PROBLEM:
Retype exactly the lines below, starting with the line that contains "Give me a plain-text" and ending with the last line; leave out any pictures.

Part of a data file
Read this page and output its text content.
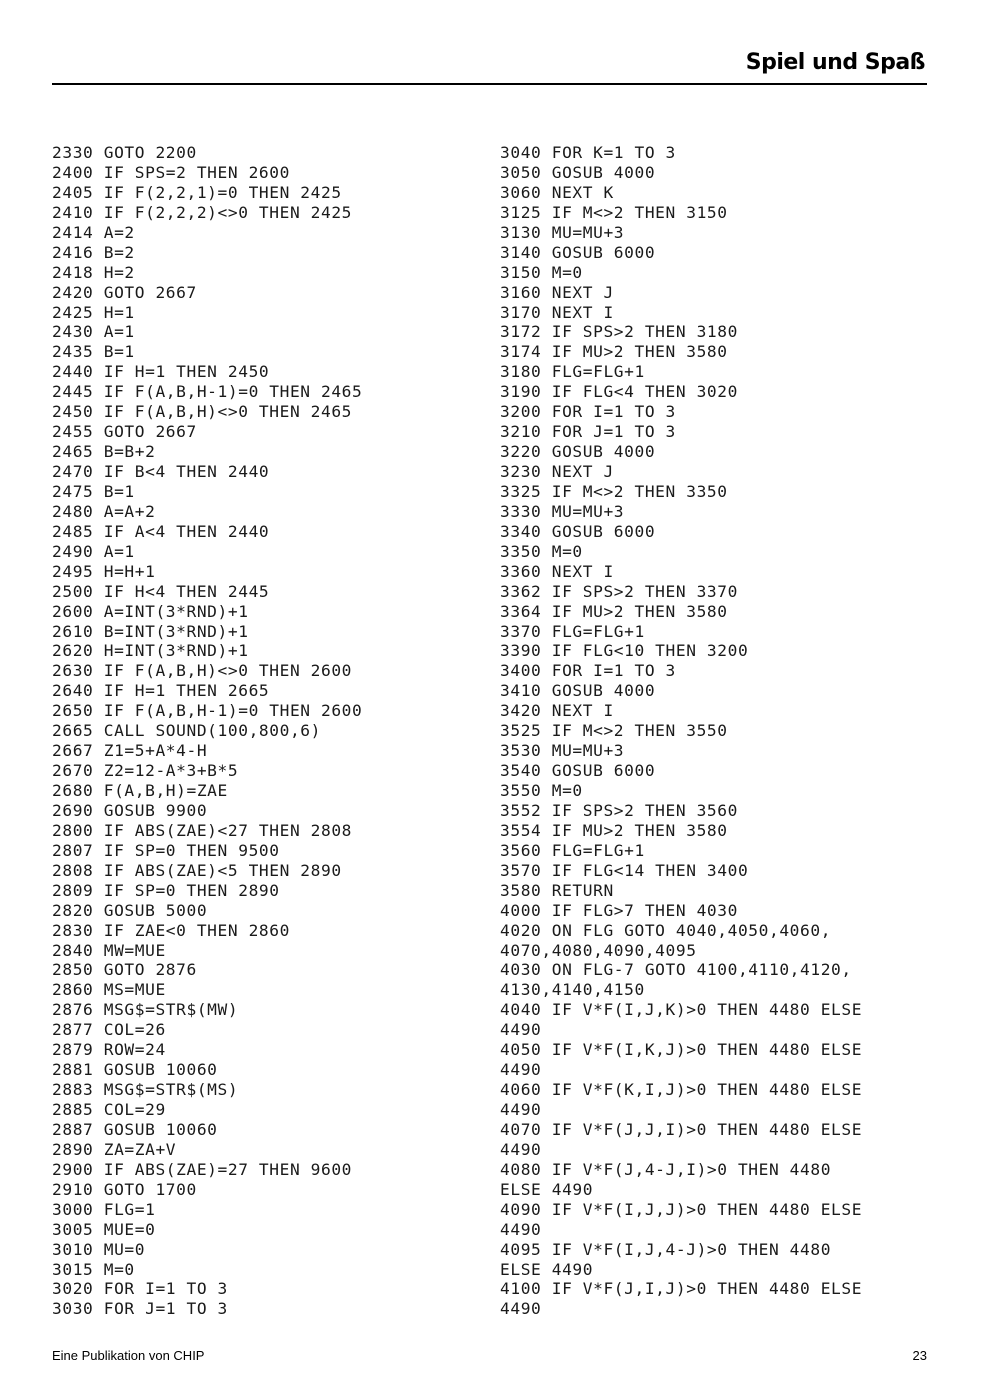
Spiel und Spaß
2330 GOTO 2200
2400 IF SPS=2 THEN 2600
2405 IF F(2,2,1)=0 THEN 2425
2410 IF F(2,2,2)<>0 THEN 2425
2414 A=2
2416 B=2
2418 H=2
2420 GOTO 2667
2425 H=1
2430 A=1
2435 B=1
2440 IF H=1 THEN 2450
2445 IF F(A,B,H-1)=0 THEN 2465
2450 IF F(A,B,H)<>0 THEN 2465
2455 GOTO 2667
2465 B=B+2
2470 IF B<4 THEN 2440
2475 B=1
2480 A=A+2
2485 IF A<4 THEN 2440
2490 A=1
2495 H=H+1
2500 IF H<4 THEN 2445
2600 A=INT(3*RND)+1
2610 B=INT(3*RND)+1
2620 H=INT(3*RND)+1
2630 IF F(A,B,H)<>0 THEN 2600
2640 IF H=1 THEN 2665
2650 IF F(A,B,H-1)=0 THEN 2600
2665 CALL SOUND(100,800,6)
2667 Z1=5+A*4-H
2670 Z2=12-A*3+B*5
2680 F(A,B,H)=ZAE
2690 GOSUB 9900
2800 IF ABS(ZAE)<27 THEN 2808
2807 IF SP=0 THEN 9500
2808 IF ABS(ZAE)<5 THEN 2890
2809 IF SP=0 THEN 2890
2820 GOSUB 5000
2830 IF ZAE<0 THEN 2860
2840 MW=MUE
2850 GOTO 2876
2860 MS=MUE
2876 MSG$=STR$(MW)
2877 COL=26
2879 ROW=24
2881 GOSUB 10060
2883 MSG$=STR$(MS)
2885 COL=29
2887 GOSUB 10060
2890 ZA=ZA+V
2900 IF ABS(ZAE)=27 THEN 9600
2910 GOTO 1700
3000 FLG=1
3005 MUE=0
3010 MU=0
3015 M=0
3020 FOR I=1 TO 3
3030 FOR J=1 TO 3
3040 FOR K=1 TO 3
3050 GOSUB 4000
3060 NEXT K
3125 IF M<>2 THEN 3150
3130 MU=MU+3
3140 GOSUB 6000
3150 M=0
3160 NEXT J
3170 NEXT I
3172 IF SPS>2 THEN 3180
3174 IF MU>2 THEN 3580
3180 FLG=FLG+1
3190 IF FLG<4 THEN 3020
3200 FOR I=1 TO 3
3210 FOR J=1 TO 3
3220 GOSUB 4000
3230 NEXT J
3325 IF M<>2 THEN 3350
3330 MU=MU+3
3340 GOSUB 6000
3350 M=0
3360 NEXT I
3362 IF SPS>2 THEN 3370
3364 IF MU>2 THEN 3580
3370 FLG=FLG+1
3390 IF FLG<10 THEN 3200
3400 FOR I=1 TO 3
3410 GOSUB 4000
3420 NEXT I
3525 IF M<>2 THEN 3550
3530 MU=MU+3
3540 GOSUB 6000
3550 M=0
3552 IF SPS>2 THEN 3560
3554 IF MU>2 THEN 3580
3560 FLG=FLG+1
3570 IF FLG<14 THEN 3400
3580 RETURN
4000 IF FLG>7 THEN 4030
4020 ON FLG GOTO 4040,4050,4060,
4070,4080,4090,4095
4030 ON FLG-7 GOTO 4100,4110,4120,
4130,4140,4150
4040 IF V*F(I,J,K)>0 THEN 4480 ELSE
4490
4050 IF V*F(I,K,J)>0 THEN 4480 ELSE
4490
4060 IF V*F(K,I,J)>0 THEN 4480 ELSE
4490
4070 IF V*F(J,J,I)>0 THEN 4480 ELSE
4490
4080 IF V*F(J,4-J,I)>0 THEN 4480
ELSE 4490
4090 IF V*F(I,J,J)>0 THEN 4480 ELSE
4490
4095 IF V*F(I,J,4-J)>0 THEN 4480
ELSE 4490
4100 IF V*F(J,I,J)>0 THEN 4480 ELSE
4490
Eine Publikation von CHIP	23
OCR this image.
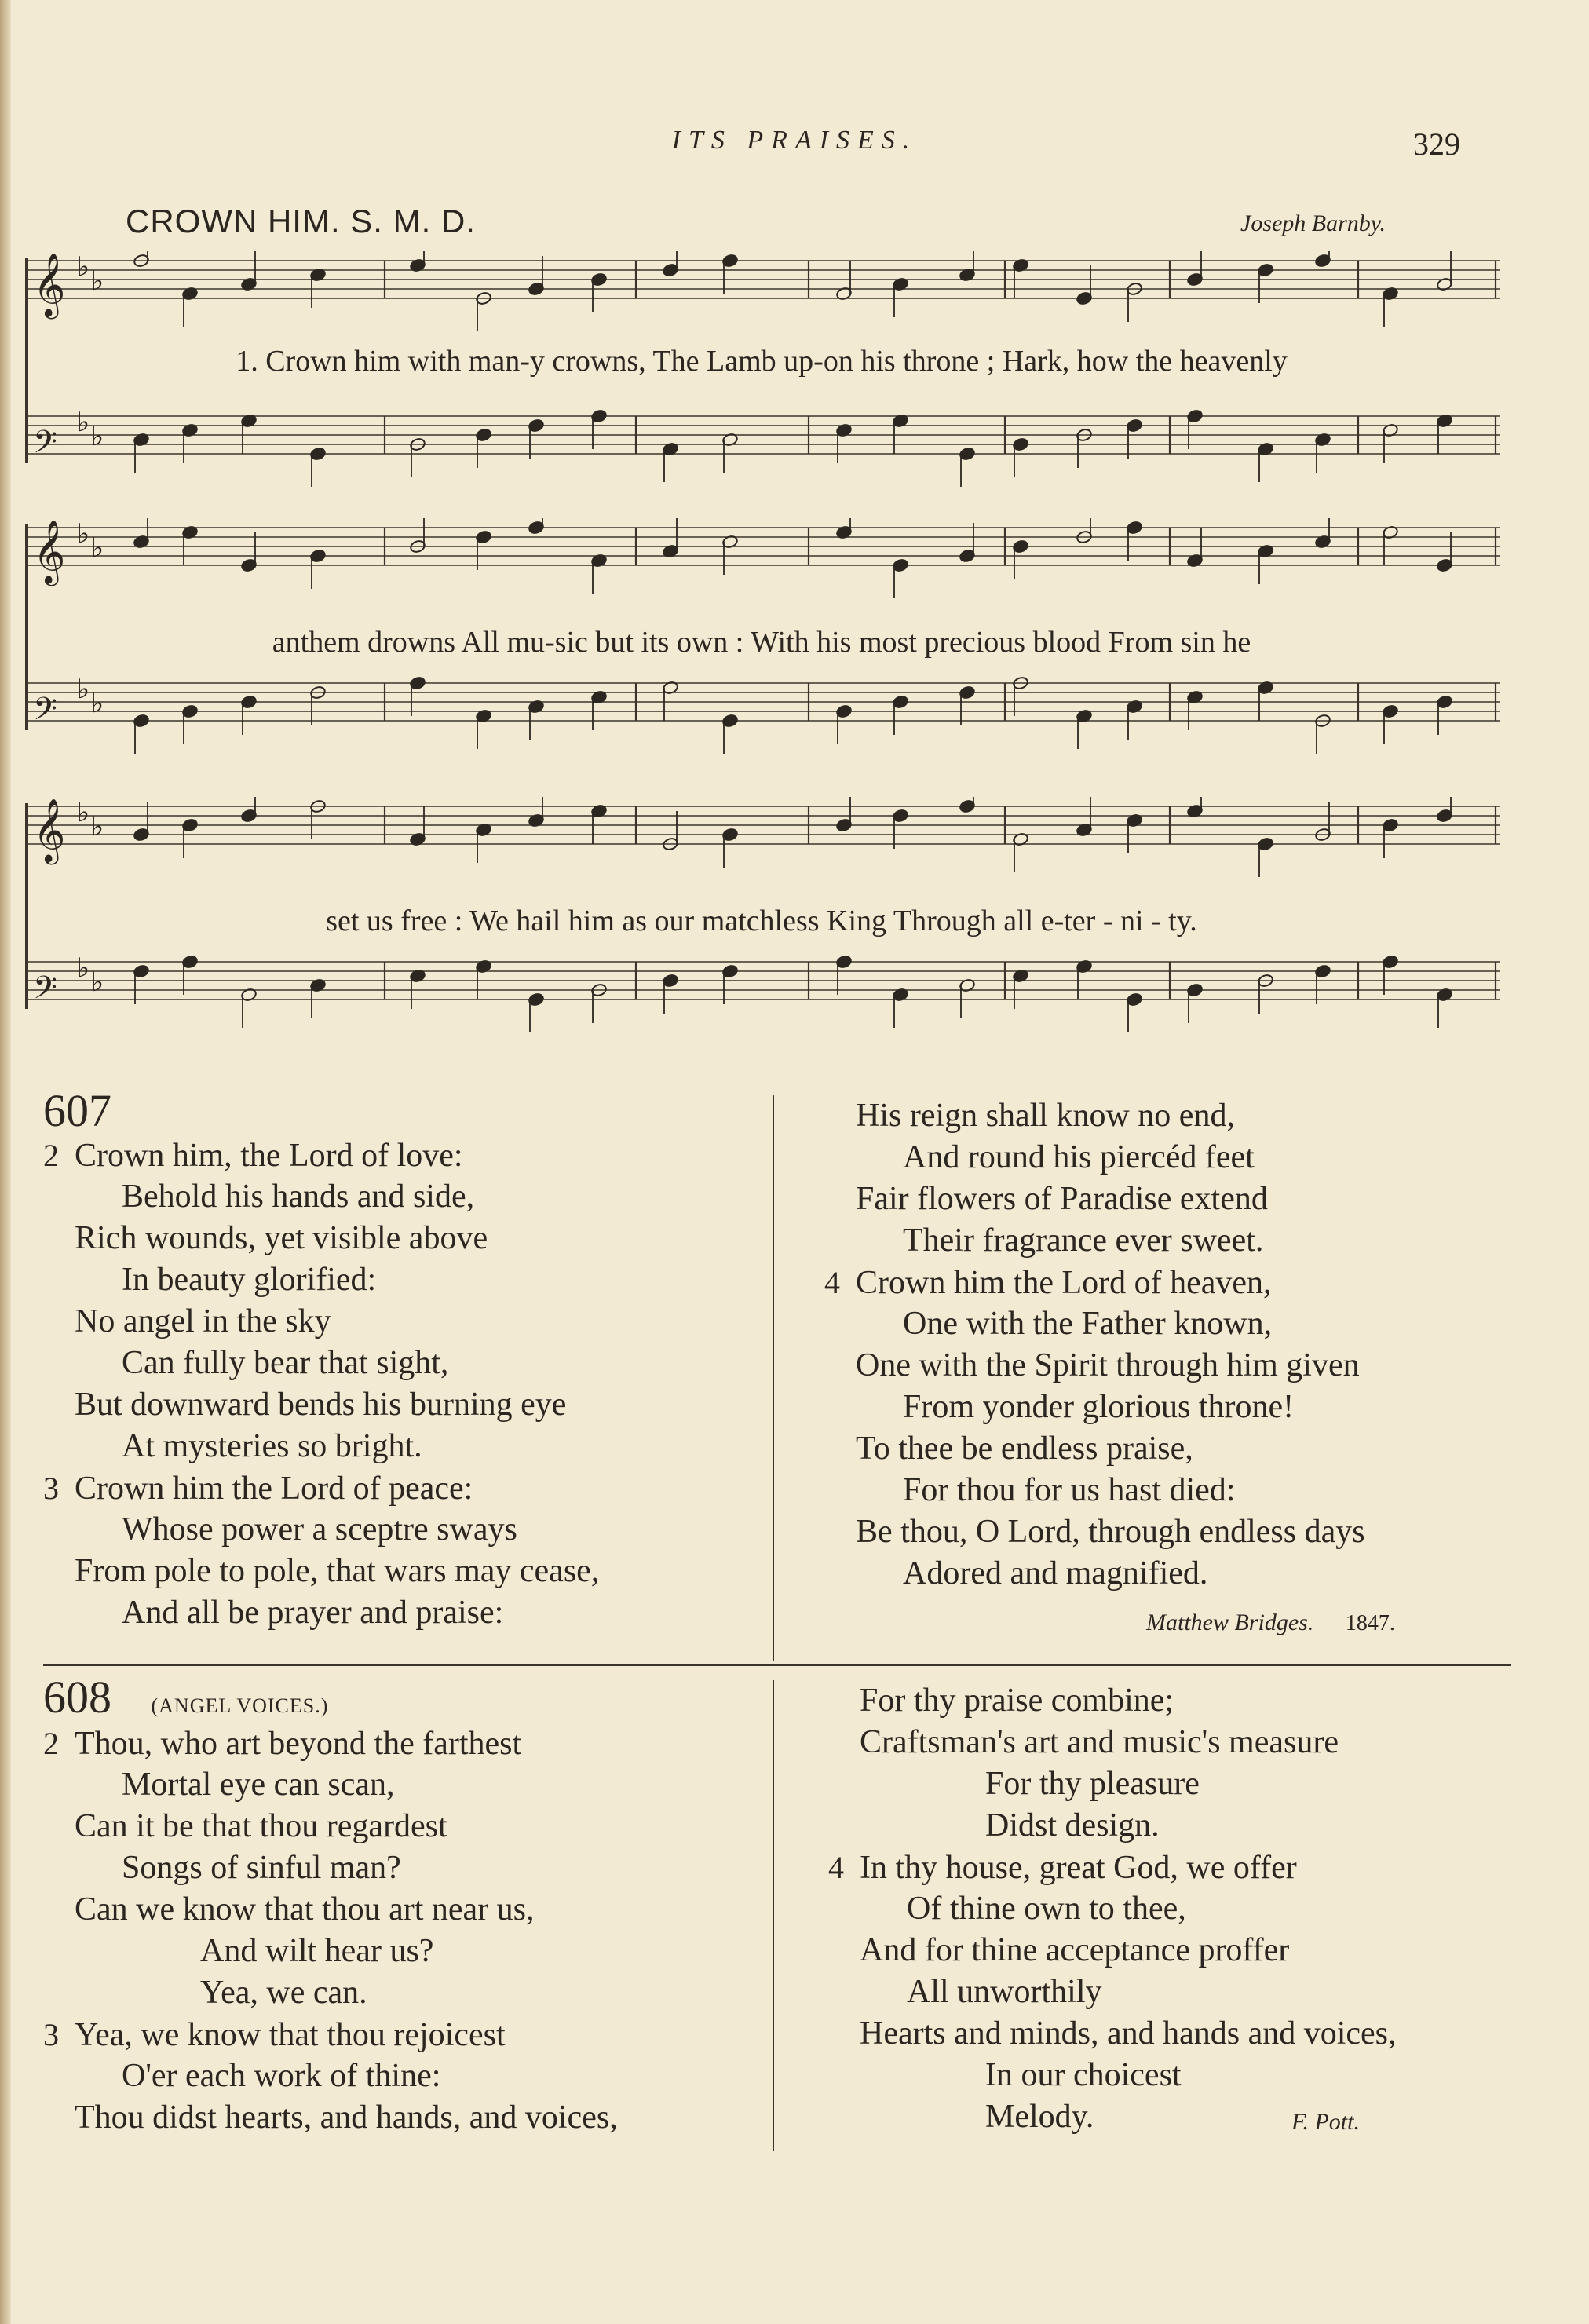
ITS PRAISES.	329
CROWN HIM. S. M. D.	Joseph Barnby.
𝄞 ♭ ♭
𝄢
♭ ♭
1. Crown him with man-y crowns, The Lamb up-on his throne ; Hark, how the heavenly
𝄞 ♭ ♭
𝄢
♭ ♭
anthem drowns All mu-sic but its own : With his most precious blood From sin he
𝄞 ♭ ♭
𝄢
♭ ♭
set us free : We hail him as our matchless King Through all e-ter - ni - ty.
607
2 Crown him, the Lord of love:
Behold his hands and side,
Rich wounds, yet visible above
In beauty glorified:
No angel in the sky
Can fully bear that sight,
But downward bends his burning eye
At mysteries so bright.
3 Crown him the Lord of peace:
Whose power a sceptre sways
From pole to pole, that wars may cease,
And all be prayer and praise:
His reign shall know no end,
And round his piercéd feet
Fair flowers of Paradise extend
Their fragrance ever sweet.
4 Crown him the Lord of heaven,
One with the Father known,
One with the Spirit through him given
From yonder glorious throne!
To thee be endless praise,
For thou for us hast died:
Be thou, O Lord, through endless days
Adored and magnified.
Matthew Bridges. 1847.
608 (ANGEL VOICES.)
2 Thou, who art beyond the farthest
Mortal eye can scan,
Can it be that thou regardest
Songs of sinful man?
Can we know that thou art near us,
And wilt hear us?
Yea, we can.
3 Yea, we know that thou rejoicest
O'er each work of thine:
Thou didst hearts, and hands, and voices,
For thy praise combine;
Craftsman's art and music's measure
For thy pleasure
Didst design.
4 In thy house, great God, we offer
Of thine own to thee,
And for thine acceptance proffer
All unworthily
Hearts and minds, and hands and voices,
In our choicest
Melody.	F. Pott.
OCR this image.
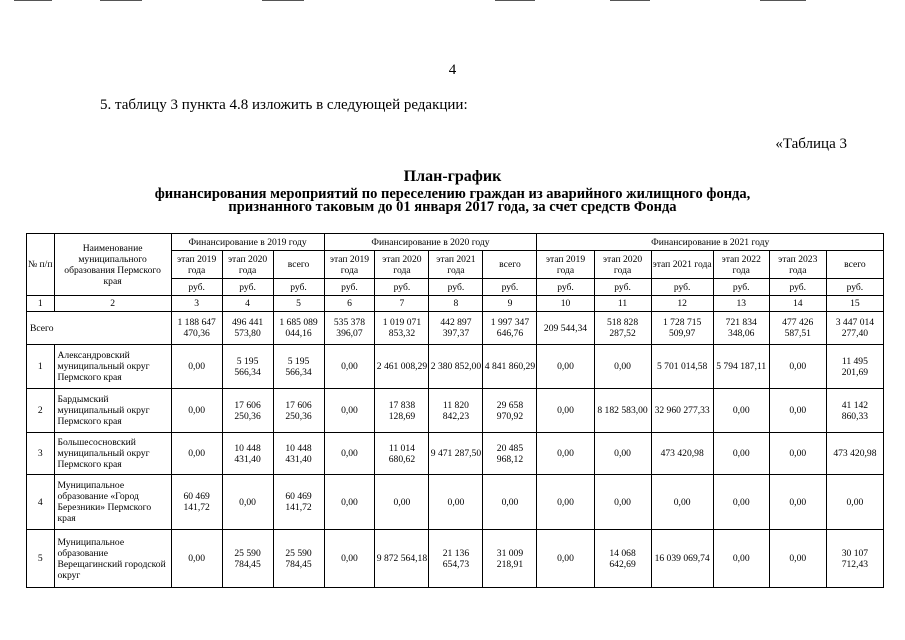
4
5. таблицу 3 пункта 4.8 изложить в следующей редакции:
«Таблица 3
План-график
финансирования мероприятий по переселению граждан из аварийного жилищного фонда, признанного таковым до 01 января 2017 года, за счет средств Фонда
№ п/п	Наименование муниципального образования Пермского края	Финансирование в 2019 году			Финансирование в 2020 году				Финансирование в 2021 году					
		этап 2019 года	этап 2020 года	всего	этап 2019 года	этап 2020 года	этап 2021 года	всего	этап 2019 года	этап 2020 года	этап 2021 года	этап 2022 года	этап 2023 года	всего
		руб.	руб.	руб.	руб.	руб.	руб.	руб.	руб.	руб.	руб.	руб.	руб.	руб.
1	2	3	4	5	6	7	8	9	10	11	12	13	14	15
Всего		1 188 647 470,36	496 441 573,80	1 685 089 044,16	535 378 396,07	1 019 071 853,32	442 897 397,37	1 997 347 646,76	209 544,34	518 828 287,52	1 728 715 509,97	721 834 348,06	477 426 587,51	3 447 014 277,40
1	Александровский муниципальный округ Пермского края	0,00	5 195 566,34	5 195 566,34	0,00	2 461 008,29	2 380 852,00	4 841 860,29	0,00	0,00	5 701 014,58	5 794 187,11	0,00	11 495 201,69
2	Бардымский муниципальный округ Пермского края	0,00	17 606 250,36	17 606 250,36	0,00	17 838 128,69	11 820 842,23	29 658 970,92	0,00	8 182 583,00	32 960 277,33	0,00	0,00	41 142 860,33
3	Большесосновский муниципальный округ Пермского края	0,00	10 448 431,40	10 448 431,40	0,00	11 014 680,62	9 471 287,50	20 485 968,12	0,00	0,00	473 420,98	0,00	0,00	473 420,98
4	Муниципальное образование «Город Березники» Пермского края	60 469 141,72	0,00	60 469 141,72	0,00	0,00	0,00	0,00	0,00	0,00	0,00	0,00	0,00	0,00
5	Муниципальное образование Верещагинский городской округ	0,00	25 590 784,45	25 590 784,45	0,00	9 872 564,18	21 136 654,73	31 009 218,91	0,00	14 068 642,69	16 039 069,74	0,00	0,00	30 107 712,43
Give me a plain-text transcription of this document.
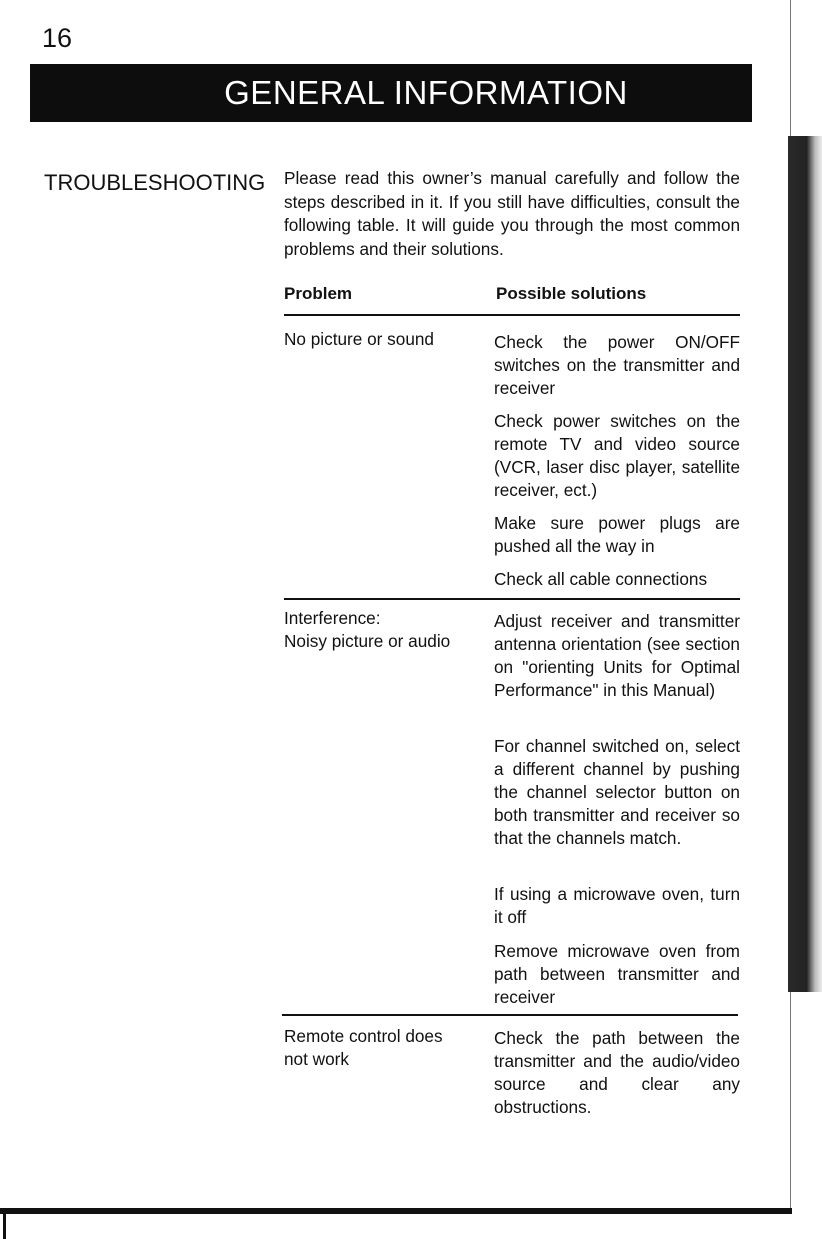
16
GENERAL INFORMATION
TROUBLESHOOTING Please read this owner’s manual carefully and follow the steps described in it. If you still have difficulties, consult the following table. It will guide you through the most common problems and their solutions.
Problem	Possible solutions
No picture or sound	Check the power ON/OFF switches on the transmitter and receiver
Check power switches on the remote TV and video source (VCR, laser disc player, satellite receiver, ect.)
Make sure power plugs are pushed all the way in
Check all cable connections
Interference:
Noisy picture or audio
Adjust receiver and transmitter antenna orientation (see section on "orienting Units for Optimal Performance" in this Manual)
For channel switched on, select a different channel by pushing the channel selector button on both transmitter and receiver so that the channels match.
If using a microwave oven, turn it off
Remove microwave oven from path between transmitter and receiver
Remote control does not work
Check the path between the transmitter and the audio/video source and clear any obstructions.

SOLUTION TO THIS TASK:
Give me a plain-text transcription of this document.
16
GENERAL INFORMATION
TROUBLESHOOTING Please read this owner’s manual carefully and follow the steps described in it. If you still have difficulties, consult the following table. It will guide you through the most common problems and their solutions.
Problem	Possible solutions
No picture or sound	Check the power ON/OFF switches on the transmitter and receiver
Check power switches on the remote TV and video source (VCR, laser disc player, satellite receiver, ect.)
Make sure power plugs are pushed all the way in
Check all cable connections
Interference:
Noisy picture or audio
Adjust receiver and transmitter antenna orientation (see section on "orienting Units for Optimal Performance" in this Manual)
For channel switched on, select a different channel by pushing the channel selector button on both transmitter and receiver so that the channels match.
If using a microwave oven, turn it off
Remove microwave oven from path between transmitter and receiver
Remote control does not work
Check the path between the transmitter and the audio/video source and clear any obstructions.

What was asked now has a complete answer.